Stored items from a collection
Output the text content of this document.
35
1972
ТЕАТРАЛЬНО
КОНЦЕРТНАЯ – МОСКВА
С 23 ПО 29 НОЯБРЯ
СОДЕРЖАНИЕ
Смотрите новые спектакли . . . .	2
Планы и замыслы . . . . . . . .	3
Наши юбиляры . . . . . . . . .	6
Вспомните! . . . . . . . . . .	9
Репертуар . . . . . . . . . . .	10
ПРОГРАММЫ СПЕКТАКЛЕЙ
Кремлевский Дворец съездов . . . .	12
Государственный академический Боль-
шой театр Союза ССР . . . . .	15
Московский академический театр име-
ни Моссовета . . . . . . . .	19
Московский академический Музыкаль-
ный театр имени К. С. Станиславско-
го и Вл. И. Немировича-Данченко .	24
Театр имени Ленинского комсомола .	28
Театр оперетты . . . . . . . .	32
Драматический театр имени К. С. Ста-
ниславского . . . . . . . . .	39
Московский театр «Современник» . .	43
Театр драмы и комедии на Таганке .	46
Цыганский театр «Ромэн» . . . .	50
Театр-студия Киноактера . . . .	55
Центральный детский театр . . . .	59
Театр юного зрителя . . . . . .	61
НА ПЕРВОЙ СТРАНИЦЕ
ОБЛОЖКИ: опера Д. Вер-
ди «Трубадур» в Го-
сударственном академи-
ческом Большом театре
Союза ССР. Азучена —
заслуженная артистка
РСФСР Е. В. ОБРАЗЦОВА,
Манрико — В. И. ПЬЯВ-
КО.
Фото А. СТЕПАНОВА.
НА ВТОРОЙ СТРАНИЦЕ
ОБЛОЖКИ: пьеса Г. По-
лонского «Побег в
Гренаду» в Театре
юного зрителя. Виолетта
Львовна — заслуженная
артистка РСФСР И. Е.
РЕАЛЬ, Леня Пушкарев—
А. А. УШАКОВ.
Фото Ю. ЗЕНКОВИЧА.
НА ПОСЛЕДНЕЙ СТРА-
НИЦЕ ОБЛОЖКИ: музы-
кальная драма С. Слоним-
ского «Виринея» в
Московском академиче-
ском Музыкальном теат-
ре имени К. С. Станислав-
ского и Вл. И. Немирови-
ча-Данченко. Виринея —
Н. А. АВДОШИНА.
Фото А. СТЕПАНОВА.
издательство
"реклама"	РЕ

= TO DO =
Select every line where the word "Виринея" occurs.

= TASK RESPONSE =
ского «Виринея» в
ча-Данченко. Виринея —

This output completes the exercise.